Of the lines in the listing below, how many hold "yarn"? Answer with the number only.

(Dataset records)
══════════════════════════════

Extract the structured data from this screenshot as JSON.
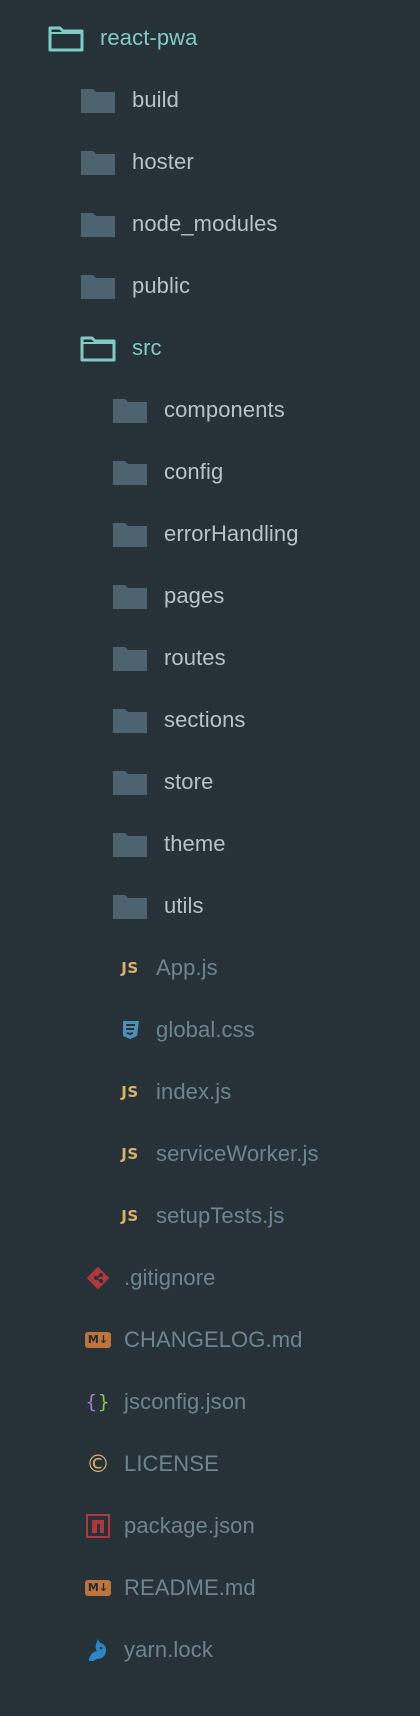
{
  "tree": {
    "root": {
      "label": "react-pwa",
      "icon": "folder-open-icon",
      "expanded": true
    },
    "folders_level1": [
      {
        "label": "build",
        "icon": "folder-icon"
      },
      {
        "label": "hoster",
        "icon": "folder-icon"
      },
      {
        "label": "node_modules",
        "icon": "folder-icon"
      },
      {
        "label": "public",
        "icon": "folder-icon"
      }
    ],
    "src": {
      "label": "src",
      "icon": "folder-open-icon",
      "expanded": true
    },
    "src_folders": [
      {
        "label": "components",
        "icon": "folder-icon"
      },
      {
        "label": "config",
        "icon": "folder-icon"
      },
      {
        "label": "errorHandling",
        "icon": "folder-icon"
      },
      {
        "label": "pages",
        "icon": "folder-icon"
      },
      {
        "label": "routes",
        "icon": "folder-icon"
      },
      {
        "label": "sections",
        "icon": "folder-icon"
      },
      {
        "label": "store",
        "icon": "folder-icon"
      },
      {
        "label": "theme",
        "icon": "folder-icon"
      },
      {
        "label": "utils",
        "icon": "folder-icon"
      }
    ],
    "src_files": [
      {
        "label": "App.js",
        "icon": "js-file-icon",
        "glyph": "JS"
      },
      {
        "label": "global.css",
        "icon": "css-file-icon"
      },
      {
        "label": "index.js",
        "icon": "js-file-icon",
        "glyph": "JS"
      },
      {
        "label": "serviceWorker.js",
        "icon": "js-file-icon",
        "glyph": "JS"
      },
      {
        "label": "setupTests.js",
        "icon": "js-file-icon",
        "glyph": "JS"
      }
    ],
    "root_files": [
      {
        "label": ".gitignore",
        "icon": "git-file-icon"
      },
      {
        "label": "CHANGELOG.md",
        "icon": "markdown-file-icon",
        "glyph": "M↓"
      },
      {
        "label": "jsconfig.json",
        "icon": "json-file-icon",
        "glyph": "{ }"
      },
      {
        "label": "LICENSE",
        "icon": "license-file-icon",
        "glyph": "©"
      },
      {
        "label": "package.json",
        "icon": "npm-file-icon"
      },
      {
        "label": "README.md",
        "icon": "markdown-file-icon",
        "glyph": "M↓"
      },
      {
        "label": "yarn.lock",
        "icon": "yarn-file-icon"
      }
    ]
  },
  "colors": {
    "background": "#263238",
    "folder_open": "#80CBC4",
    "folder_closed": "#4D6470",
    "folder_label": "#B6C3CA",
    "file_label": "#6E8590",
    "js": "#D9B36A",
    "css": "#4E8FB8",
    "git": "#B0383B",
    "markdown": "#C0733A",
    "npm": "#B0383B",
    "yarn": "#2D86C7"
  }
}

══════════════════════════════

Reply >> 3